→ EXERCISE BRIEF
Transcribe all of the material exactly.

::: DATA :::

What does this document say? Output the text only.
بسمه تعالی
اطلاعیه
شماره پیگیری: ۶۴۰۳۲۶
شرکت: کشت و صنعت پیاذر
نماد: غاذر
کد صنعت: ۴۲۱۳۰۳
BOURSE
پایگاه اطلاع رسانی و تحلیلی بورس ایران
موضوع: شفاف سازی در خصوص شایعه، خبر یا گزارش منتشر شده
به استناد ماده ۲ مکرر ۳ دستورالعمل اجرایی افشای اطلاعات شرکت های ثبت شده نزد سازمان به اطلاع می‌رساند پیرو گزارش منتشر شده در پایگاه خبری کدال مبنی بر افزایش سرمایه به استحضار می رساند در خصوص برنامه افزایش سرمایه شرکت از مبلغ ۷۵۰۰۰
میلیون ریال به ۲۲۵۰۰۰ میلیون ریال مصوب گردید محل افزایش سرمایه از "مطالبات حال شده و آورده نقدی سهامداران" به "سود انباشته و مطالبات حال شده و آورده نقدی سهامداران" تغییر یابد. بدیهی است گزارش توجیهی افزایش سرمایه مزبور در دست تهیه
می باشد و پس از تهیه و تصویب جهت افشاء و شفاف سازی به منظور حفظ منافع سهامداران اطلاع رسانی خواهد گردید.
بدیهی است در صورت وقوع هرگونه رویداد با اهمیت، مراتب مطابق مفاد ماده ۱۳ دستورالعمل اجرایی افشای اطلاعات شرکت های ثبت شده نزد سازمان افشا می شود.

:::

→ THE RESPONSE
What does this document say? Output the text only.
بسمه تعالی
اطلاعیه
شماره پیگیری: ۶۴۰۳۲۶
شرکت: کشت و صنعت پیاذر
نماد: غاذر
کد صنعت: ۴۲۱۳۰۳
BOURSE
پایگاه اطلاع رسانی و تحلیلی بورس ایران
موضوع: شفاف سازی در خصوص شایعه، خبر یا گزارش منتشر شده
به استناد ماده ۲ مکرر ۳ دستورالعمل اجرایی افشای اطلاعات شرکت های ثبت شده نزد سازمان به اطلاع می‌رساند پیرو گزارش منتشر شده در پایگاه خبری کدال مبنی بر افزایش سرمایه به استحضار می رساند در خصوص برنامه افزایش سرمایه شرکت از مبلغ ۷۵۰۰۰
میلیون ریال به ۲۲۵۰۰۰ میلیون ریال مصوب گردید محل افزایش سرمایه از "مطالبات حال شده و آورده نقدی سهامداران" به "سود انباشته و مطالبات حال شده و آورده نقدی سهامداران" تغییر یابد. بدیهی است گزارش توجیهی افزایش سرمایه مزبور در دست تهیه
می باشد و پس از تهیه و تصویب جهت افشاء و شفاف سازی به منظور حفظ منافع سهامداران اطلاع رسانی خواهد گردید.
بدیهی است در صورت وقوع هرگونه رویداد با اهمیت، مراتب مطابق مفاد ماده ۱۳ دستورالعمل اجرایی افشای اطلاعات شرکت های ثبت شده نزد سازمان افشا می شود.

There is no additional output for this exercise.